EXERCISE TASK: Every line holding the string "What" should be gathered.

(Dataset items)
[Start]

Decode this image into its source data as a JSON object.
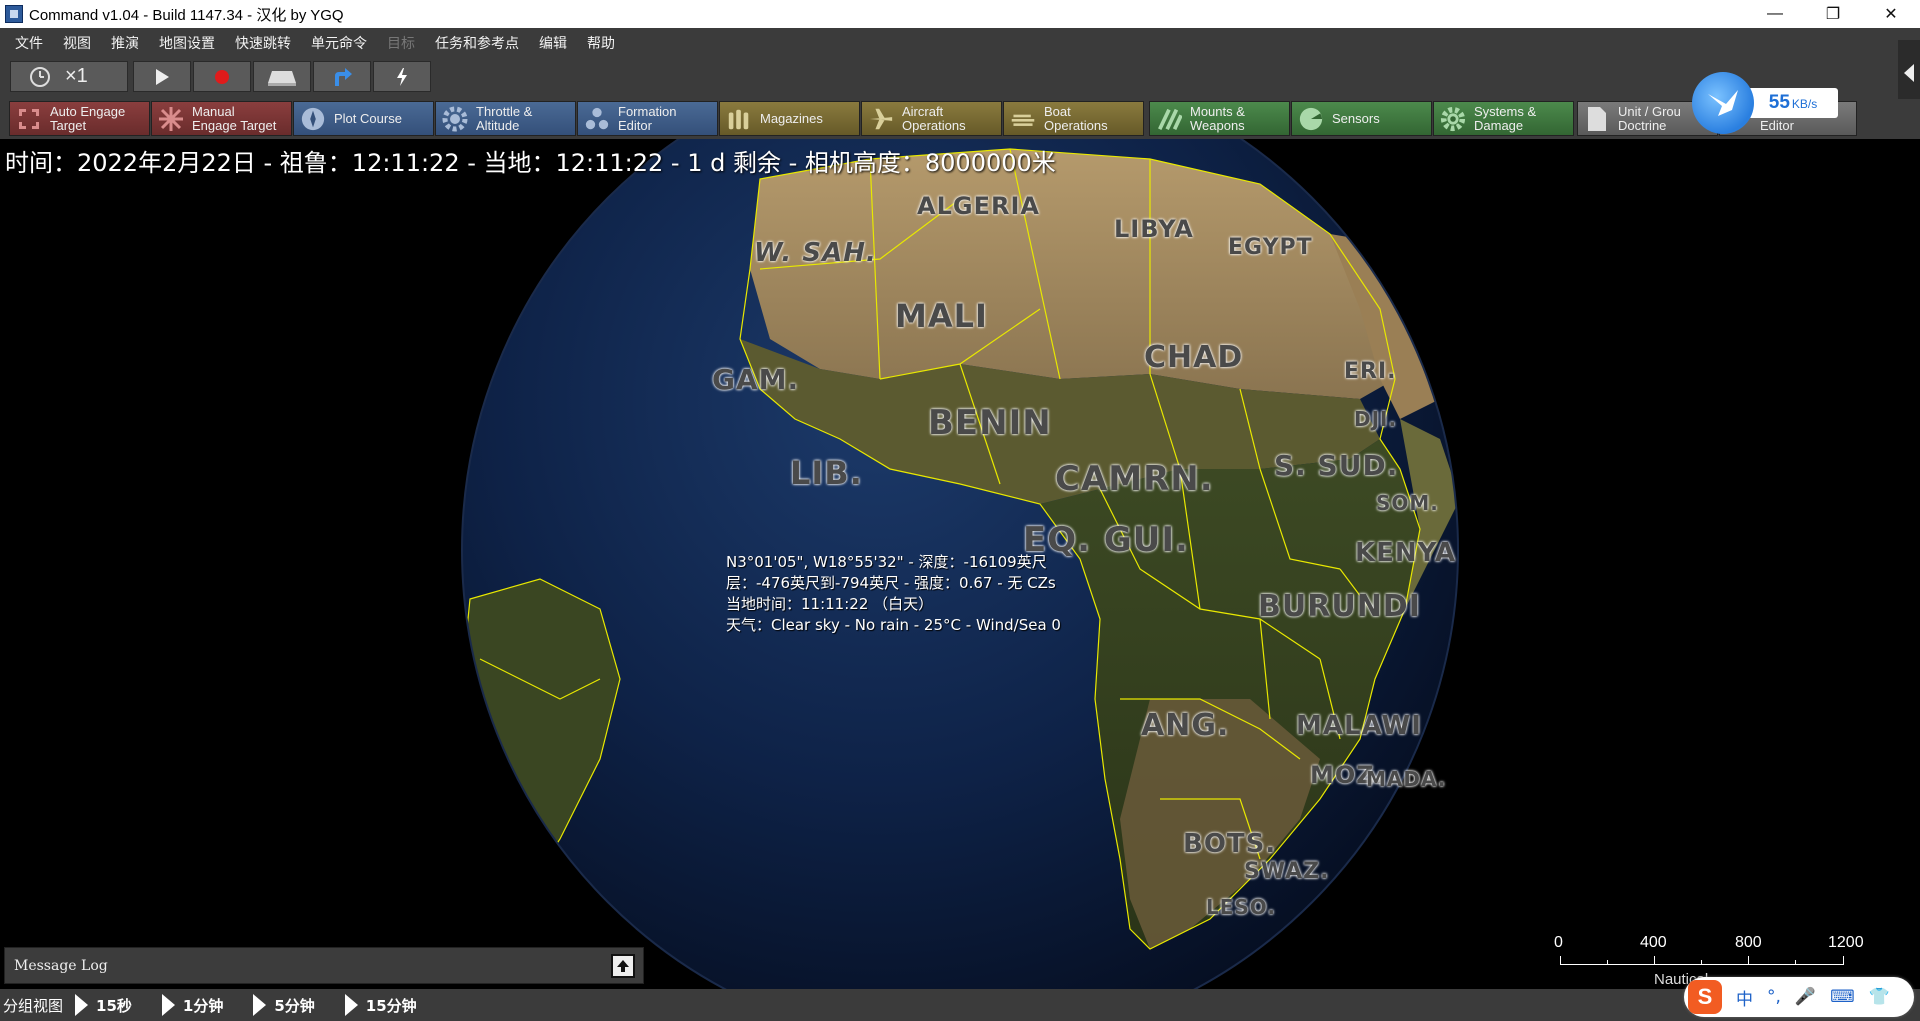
{
  "titlebar": {
    "title": "Command v1.04 - Build 1147.34 - 汉化 by YGQ",
    "minimize": "—",
    "restore": "❐",
    "close": "✕"
  },
  "menu": [
    "文件",
    "视图",
    "推演",
    "地图设置",
    "快速跳转",
    "单元命令",
    "目标",
    "任务和参考点",
    "编辑",
    "帮助"
  ],
  "speedbar": {
    "speed_label": "×1"
  },
  "function_buttons": [
    {
      "label": "Auto Engage\nTarget",
      "color": "#8a3e3e"
    },
    {
      "label": "Manual\nEngage Target",
      "color": "#8a3e3e"
    },
    {
      "label": "Plot Course",
      "color": "#4a6a95"
    },
    {
      "label": "Throttle &\nAltitude",
      "color": "#4a6a95"
    },
    {
      "label": "Formation\nEditor",
      "color": "#4a6a95"
    },
    {
      "label": "Magazines",
      "color": "#8a7a3e"
    },
    {
      "label": "Aircraft\nOperations",
      "color": "#8a7a3e"
    },
    {
      "label": "Boat\nOperations",
      "color": "#8a7a3e"
    },
    {
      "label": "Mounts &\nWeapons",
      "color": "#4c8a4c"
    },
    {
      "label": "Sensors",
      "color": "#4c8a4c"
    },
    {
      "label": "Systems &\nDamage",
      "color": "#4c8a4c"
    },
    {
      "label": "Unit / Grou\nDoctrine",
      "color": "#7a7a7a"
    },
    {
      "label": "\nEditor",
      "color": "#7a7a7a"
    }
  ],
  "map": {
    "status": "时间：2022年2月22日 - 祖鲁：12:11:22 - 当地：12:11:22 - 1 d 剩余 - 相机高度：8000000米",
    "countries": [
      "ALGERIA",
      "LIBYA",
      "EGYPT",
      "W. SAH.",
      "MALI",
      "CHAD",
      "GAM.",
      "BENIN",
      "LIB.",
      "CAMRN.",
      "S. SUD.",
      "EQ. GUI.",
      "KENYA",
      "BURUNDI",
      "ANG.",
      "MALAWI",
      "MOZ.",
      "BOTS.",
      "SWAZ.",
      "LESO.",
      "ERI.",
      "DJI.",
      "SOM.",
      "MADA."
    ],
    "cursor_info": {
      "line1": "N3°01'05\", W18°55'32\" - 深度：-16109英尺",
      "line2": "层：-476英尺到-794英尺 - 强度：0.67 - 无 CZs",
      "line3": "当地时间：11:11:22 （白天）",
      "line4": "天气：Clear sky - No rain - 25°C - Wind/Sea 0"
    },
    "message_log": "Message Log",
    "scale": {
      "labels": [
        "0",
        "400",
        "800",
        "1200"
      ],
      "unit": "Nautical"
    }
  },
  "bottombar": {
    "group_view": "分组视图",
    "time_buttons": [
      "15秒",
      "1分钟",
      "5分钟",
      "15分钟"
    ]
  },
  "net_widget": {
    "speed": "55",
    "unit": "KB/s"
  },
  "ime": {
    "logo": "S",
    "items": [
      "中",
      "°,",
      "🎤",
      "⌨",
      "👕"
    ]
  }
}
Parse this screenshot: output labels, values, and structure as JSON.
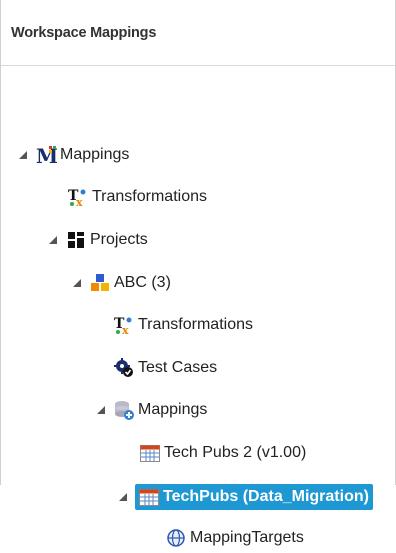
{
  "panel": {
    "title": "Workspace Mappings"
  },
  "tree": {
    "root": {
      "label": "Mappings"
    },
    "transformations_top": {
      "label": "Transformations"
    },
    "projects": {
      "label": "Projects"
    },
    "abc": {
      "label": "ABC (3)"
    },
    "abc_transformations": {
      "label": "Transformations"
    },
    "test_cases": {
      "label": "Test Cases"
    },
    "abc_mappings": {
      "label": "Mappings"
    },
    "techpubs2": {
      "label": "Tech Pubs 2 (v1.00)"
    },
    "techpubs_data": {
      "label": "TechPubs (Data_Migration)"
    },
    "mapping_targets": {
      "label": "MappingTargets"
    }
  },
  "colors": {
    "selection": "#1d98d3",
    "mapping_m": "#1a2d6b"
  },
  "icons": {
    "toggle": "triangle-expanded-icon",
    "root": "mappings-m-icon",
    "transformations": "transformations-tx-icon",
    "projects": "projects-grid-icon",
    "abc": "project-blocks-icon",
    "test_cases": "gear-check-icon",
    "mappings": "database-mapping-icon",
    "table": "table-calendar-icon",
    "targets": "globe-target-icon"
  }
}
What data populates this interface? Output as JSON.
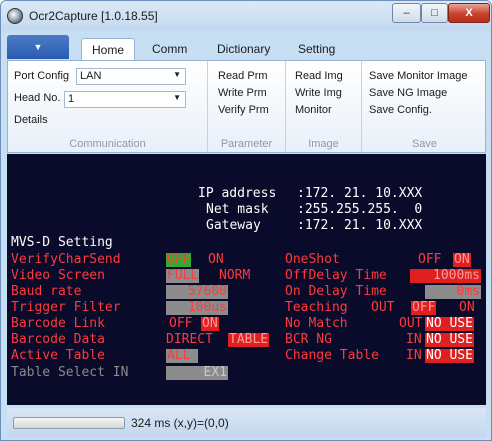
{
  "window": {
    "title": "Ocr2Capture [1.0.18.55]",
    "min": "–",
    "max": "□",
    "close": "X"
  },
  "ribbon": {
    "file_tab": "▼",
    "tabs": [
      "Home",
      "Comm",
      "Dictionary",
      "Setting"
    ],
    "communication": {
      "port_label": "Port Config",
      "port_value": "LAN",
      "head_label": "Head No.",
      "head_value": "1",
      "details": "Details",
      "group": "Communication"
    },
    "parameter": {
      "read": "Read Prm",
      "write": "Write Prm",
      "verify": "Verify Prm",
      "group": "Parameter"
    },
    "image": {
      "read": "Read Img",
      "write": "Write Img",
      "monitor": "Monitor",
      "group": "Image"
    },
    "save": {
      "monitor": "Save Monitor Image",
      "ng": "Save NG Image",
      "config": "Save Config.",
      "group": "Save"
    }
  },
  "network": {
    "ip_label": "IP address",
    "ip_value": ":172. 21. 10.XXX",
    "mask_label": "Net mask",
    "mask_value": ":255.255.255.  0",
    "gw_label": "Gateway",
    "gw_value": ":172. 21. 10.XXX"
  },
  "setting": {
    "title": "MVS-D Setting",
    "verify_label": "VerifyCharSend",
    "verify_off": "OFF",
    "verify_on": "ON",
    "video_label": "Video Screen",
    "video_full": "FULL",
    "video_norm": "NORM",
    "baud_label": "Baud rate",
    "baud_value": "57600",
    "trigger_label": "Trigger Filter",
    "trigger_value": "100us",
    "barcode_link_label": "Barcode Link",
    "barcode_link_off": "OFF",
    "barcode_link_on": "ON",
    "barcode_data_label": "Barcode Data",
    "barcode_data_direct": "DIRECT",
    "barcode_data_table": "TABLE",
    "active_table_label": "Active Table",
    "active_table_value": "ALL",
    "table_select_label": "Table Select IN",
    "table_select_value": "EX1",
    "oneshot_label": "OneShot",
    "oneshot_off": "OFF",
    "oneshot_on": "ON",
    "offdelay_label": "OffDelay Time",
    "offdelay_value": "1000ms",
    "ondelay_label": "On Delay Time",
    "ondelay_value": "0ms",
    "teaching_label": "Teaching",
    "teaching_out": "OUT",
    "teaching_off": "OFF",
    "teaching_on": "ON",
    "nomatch_label": "No Match",
    "nomatch_out": "OUT",
    "nomatch_value": "NO USE",
    "bcrng_label": "BCR NG",
    "bcrng_in": "IN",
    "bcrng_value": "NO USE",
    "changetable_label": "Change Table",
    "changetable_in": "IN",
    "changetable_value": "NO USE"
  },
  "status": {
    "progress": 0,
    "text": "324 ms (x,y)=(0,0)"
  }
}
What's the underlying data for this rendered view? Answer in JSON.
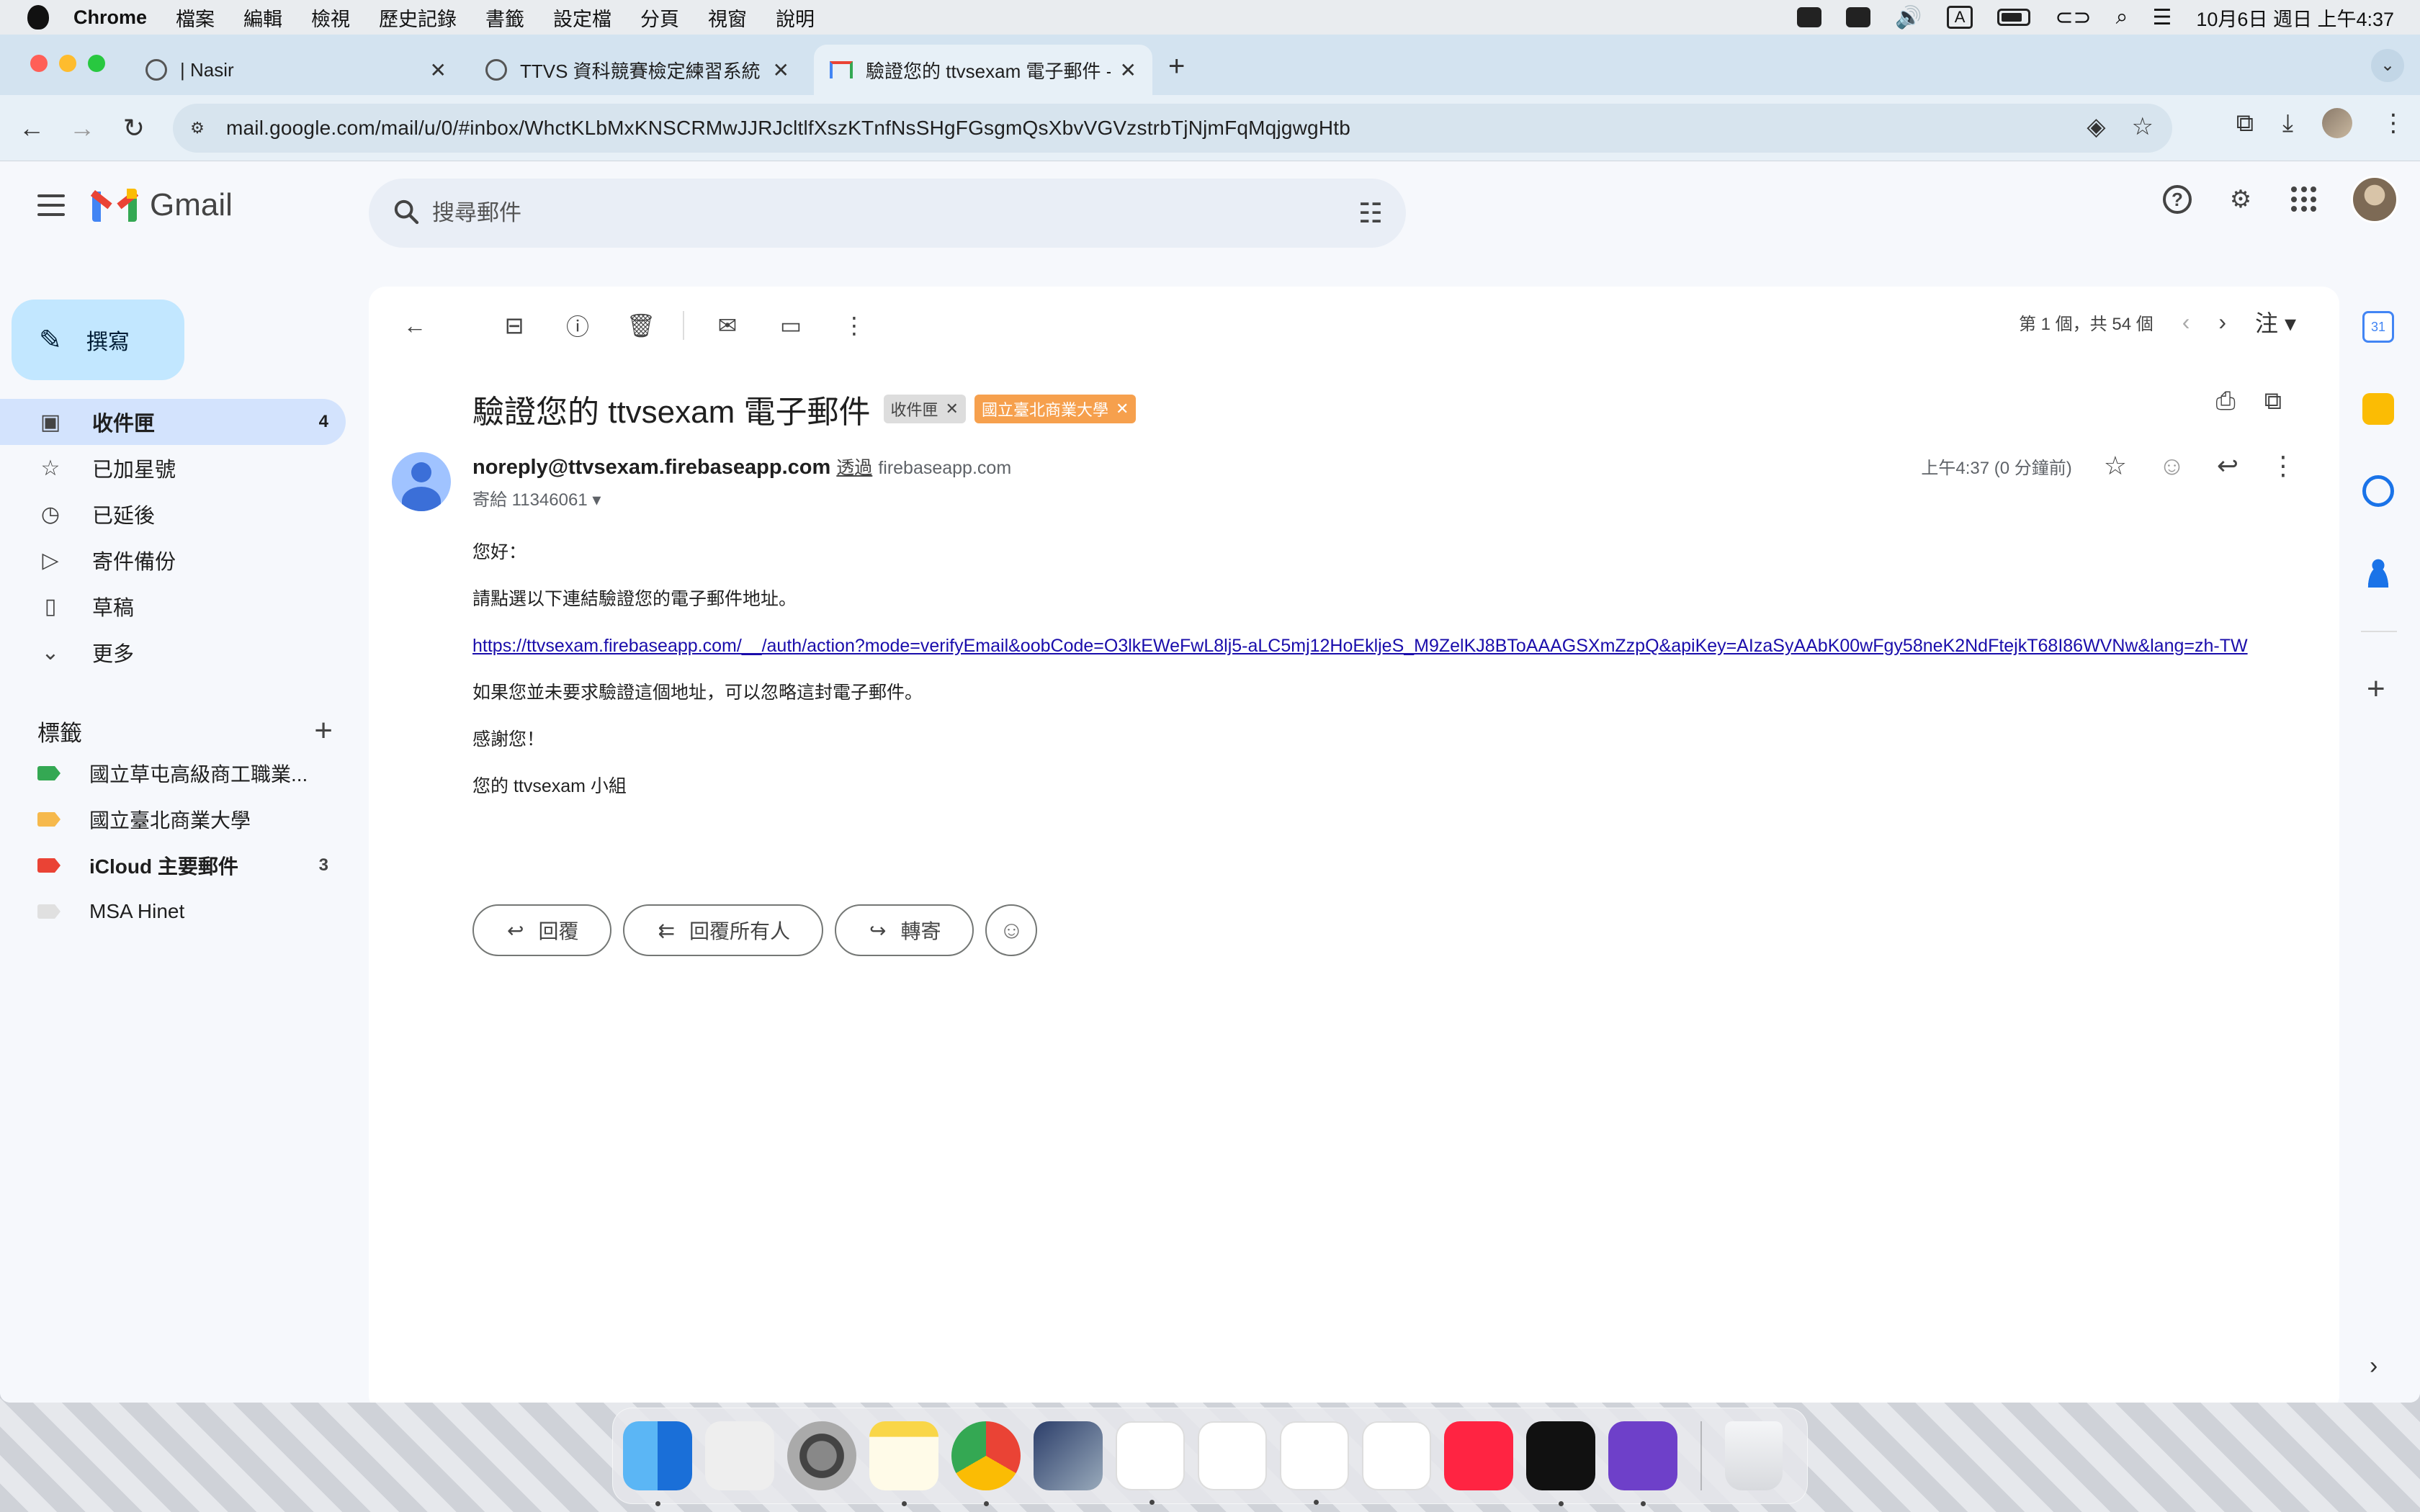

[End]

COMPLETED EXERCISE:
What data populates this interface? Output as JSON.
What's the underlying data for this rendered view? Answer in JSON.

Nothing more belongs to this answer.